— BEGIN Data in this exercise —

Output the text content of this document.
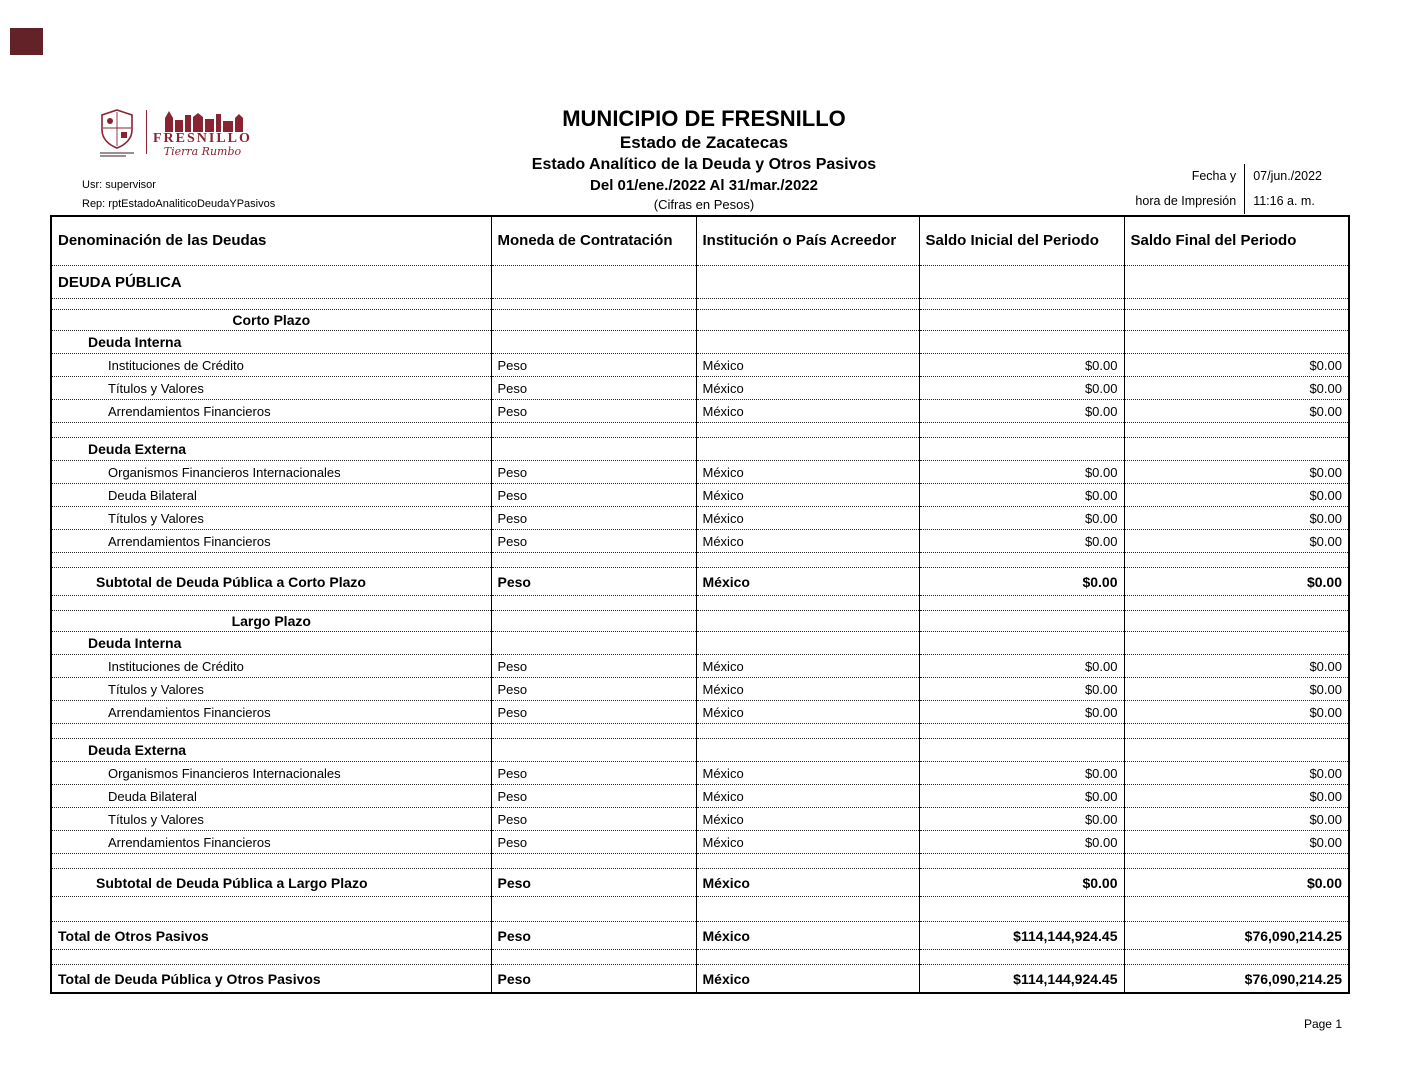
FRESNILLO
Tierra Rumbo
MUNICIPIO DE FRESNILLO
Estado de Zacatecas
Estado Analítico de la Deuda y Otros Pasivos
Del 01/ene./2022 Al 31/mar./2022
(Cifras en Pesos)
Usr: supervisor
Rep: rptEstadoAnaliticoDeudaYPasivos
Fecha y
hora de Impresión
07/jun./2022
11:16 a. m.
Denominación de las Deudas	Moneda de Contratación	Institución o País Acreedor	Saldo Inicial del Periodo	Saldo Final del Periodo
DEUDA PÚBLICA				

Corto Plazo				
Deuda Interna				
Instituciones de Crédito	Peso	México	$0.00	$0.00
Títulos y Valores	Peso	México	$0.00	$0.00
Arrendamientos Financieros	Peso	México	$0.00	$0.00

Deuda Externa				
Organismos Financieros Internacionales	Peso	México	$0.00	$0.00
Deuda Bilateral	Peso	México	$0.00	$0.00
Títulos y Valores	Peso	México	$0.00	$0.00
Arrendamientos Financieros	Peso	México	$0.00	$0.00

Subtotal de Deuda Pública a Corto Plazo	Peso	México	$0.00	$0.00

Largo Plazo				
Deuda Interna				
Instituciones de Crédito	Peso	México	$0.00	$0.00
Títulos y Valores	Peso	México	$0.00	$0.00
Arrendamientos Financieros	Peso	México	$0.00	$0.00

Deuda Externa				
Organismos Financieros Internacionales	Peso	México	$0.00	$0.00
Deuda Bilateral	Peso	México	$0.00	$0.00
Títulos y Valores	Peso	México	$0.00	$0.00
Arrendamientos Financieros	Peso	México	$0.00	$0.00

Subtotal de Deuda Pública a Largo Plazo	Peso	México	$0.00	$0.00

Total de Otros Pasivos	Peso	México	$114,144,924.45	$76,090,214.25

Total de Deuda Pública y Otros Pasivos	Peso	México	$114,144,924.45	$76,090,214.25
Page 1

— END Data in this exercise —

| Short problem |
Using the material above, state how many lines include the string "Largo". Answer with a single number.

| Task result |
2